Data excerpts

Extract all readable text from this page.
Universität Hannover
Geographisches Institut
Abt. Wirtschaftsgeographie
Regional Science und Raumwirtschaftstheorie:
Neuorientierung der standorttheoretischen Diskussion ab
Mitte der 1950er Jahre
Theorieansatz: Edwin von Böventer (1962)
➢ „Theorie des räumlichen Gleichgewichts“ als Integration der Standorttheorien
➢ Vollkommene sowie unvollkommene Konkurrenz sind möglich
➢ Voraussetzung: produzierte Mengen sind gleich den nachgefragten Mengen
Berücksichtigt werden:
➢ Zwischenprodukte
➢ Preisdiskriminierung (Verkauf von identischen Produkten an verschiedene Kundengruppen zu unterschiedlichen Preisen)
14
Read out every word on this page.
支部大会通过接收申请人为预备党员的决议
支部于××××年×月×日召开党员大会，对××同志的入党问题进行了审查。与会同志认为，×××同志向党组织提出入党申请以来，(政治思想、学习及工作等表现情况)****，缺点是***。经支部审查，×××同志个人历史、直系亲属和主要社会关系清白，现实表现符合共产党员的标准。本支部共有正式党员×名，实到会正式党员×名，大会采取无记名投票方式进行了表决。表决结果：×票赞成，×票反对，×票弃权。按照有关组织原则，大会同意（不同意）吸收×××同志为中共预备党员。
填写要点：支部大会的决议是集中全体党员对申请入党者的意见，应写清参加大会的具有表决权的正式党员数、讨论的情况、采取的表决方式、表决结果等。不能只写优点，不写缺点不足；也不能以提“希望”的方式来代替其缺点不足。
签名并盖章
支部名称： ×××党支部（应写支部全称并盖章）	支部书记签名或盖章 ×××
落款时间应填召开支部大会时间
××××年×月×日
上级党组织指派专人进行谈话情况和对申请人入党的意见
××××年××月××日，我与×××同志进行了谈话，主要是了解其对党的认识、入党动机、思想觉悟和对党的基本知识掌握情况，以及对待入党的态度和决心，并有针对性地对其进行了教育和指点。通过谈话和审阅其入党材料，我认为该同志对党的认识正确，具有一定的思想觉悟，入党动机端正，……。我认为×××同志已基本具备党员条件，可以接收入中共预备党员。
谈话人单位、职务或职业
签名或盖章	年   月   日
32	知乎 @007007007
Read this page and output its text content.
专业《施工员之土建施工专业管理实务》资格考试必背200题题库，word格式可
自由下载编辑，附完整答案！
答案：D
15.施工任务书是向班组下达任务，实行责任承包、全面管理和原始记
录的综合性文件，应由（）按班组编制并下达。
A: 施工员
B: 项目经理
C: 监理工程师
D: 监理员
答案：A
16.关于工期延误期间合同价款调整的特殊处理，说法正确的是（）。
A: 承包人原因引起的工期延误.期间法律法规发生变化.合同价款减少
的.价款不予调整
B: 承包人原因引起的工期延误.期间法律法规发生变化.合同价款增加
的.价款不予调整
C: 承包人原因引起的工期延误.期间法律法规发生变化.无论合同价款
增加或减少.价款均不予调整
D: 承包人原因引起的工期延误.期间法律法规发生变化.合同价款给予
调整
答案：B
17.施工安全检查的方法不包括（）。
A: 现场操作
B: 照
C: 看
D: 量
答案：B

Aim
Take each line containing the string "承包人原因引起的工期延误" and copy it out.

Complete output
A: 承包人原因引起的工期延误.期间法律法规发生变化.合同价款减少
B: 承包人原因引起的工期延误.期间法律法规发生变化.合同价款增加
C: 承包人原因引起的工期延误.期间法律法规发生变化.无论合同价款
D: 承包人原因引起的工期延误.期间法律法规发生变化.合同价款给予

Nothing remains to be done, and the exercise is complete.